# [INSTRUCTIONS TO FOLLOW]
Each line below should be retyped exactly, with no pictures.

# [RECORDED DATA]
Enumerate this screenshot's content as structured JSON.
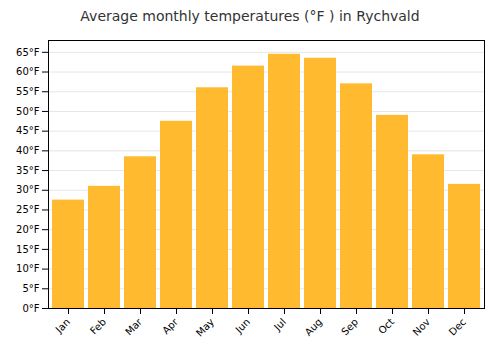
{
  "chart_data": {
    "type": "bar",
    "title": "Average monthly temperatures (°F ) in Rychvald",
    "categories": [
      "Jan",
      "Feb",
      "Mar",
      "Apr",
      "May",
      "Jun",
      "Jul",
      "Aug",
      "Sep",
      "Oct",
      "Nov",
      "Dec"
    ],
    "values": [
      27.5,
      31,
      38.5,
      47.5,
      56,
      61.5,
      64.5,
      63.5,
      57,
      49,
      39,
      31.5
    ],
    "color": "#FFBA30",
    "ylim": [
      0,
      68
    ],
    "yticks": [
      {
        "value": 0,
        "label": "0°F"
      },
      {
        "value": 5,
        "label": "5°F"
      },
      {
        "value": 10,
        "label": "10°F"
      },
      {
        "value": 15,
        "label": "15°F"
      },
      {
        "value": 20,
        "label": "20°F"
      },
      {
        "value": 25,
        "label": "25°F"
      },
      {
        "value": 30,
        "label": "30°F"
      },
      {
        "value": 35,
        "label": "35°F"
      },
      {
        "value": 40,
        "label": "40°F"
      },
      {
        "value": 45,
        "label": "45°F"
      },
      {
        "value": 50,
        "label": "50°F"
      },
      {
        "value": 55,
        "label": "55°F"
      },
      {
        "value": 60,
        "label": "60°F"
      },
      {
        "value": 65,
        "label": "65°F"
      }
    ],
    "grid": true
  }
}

# [WORKED ANSWER]
Enumerate this screenshot's content as structured JSON.
{
  "chart_data": {
    "type": "bar",
    "title": "Average monthly temperatures (°F ) in Rychvald",
    "categories": [
      "Jan",
      "Feb",
      "Mar",
      "Apr",
      "May",
      "Jun",
      "Jul",
      "Aug",
      "Sep",
      "Oct",
      "Nov",
      "Dec"
    ],
    "values": [
      27.5,
      31,
      38.5,
      47.5,
      56,
      61.5,
      64.5,
      63.5,
      57,
      49,
      39,
      31.5
    ],
    "color": "#FFBA30",
    "ylim": [
      0,
      68
    ],
    "yticks": [
      {
        "value": 0,
        "label": "0°F"
      },
      {
        "value": 5,
        "label": "5°F"
      },
      {
        "value": 10,
        "label": "10°F"
      },
      {
        "value": 15,
        "label": "15°F"
      },
      {
        "value": 20,
        "label": "20°F"
      },
      {
        "value": 25,
        "label": "25°F"
      },
      {
        "value": 30,
        "label": "30°F"
      },
      {
        "value": 35,
        "label": "35°F"
      },
      {
        "value": 40,
        "label": "40°F"
      },
      {
        "value": 45,
        "label": "45°F"
      },
      {
        "value": 50,
        "label": "50°F"
      },
      {
        "value": 55,
        "label": "55°F"
      },
      {
        "value": 60,
        "label": "60°F"
      },
      {
        "value": 65,
        "label": "65°F"
      }
    ],
    "grid": true
  }
}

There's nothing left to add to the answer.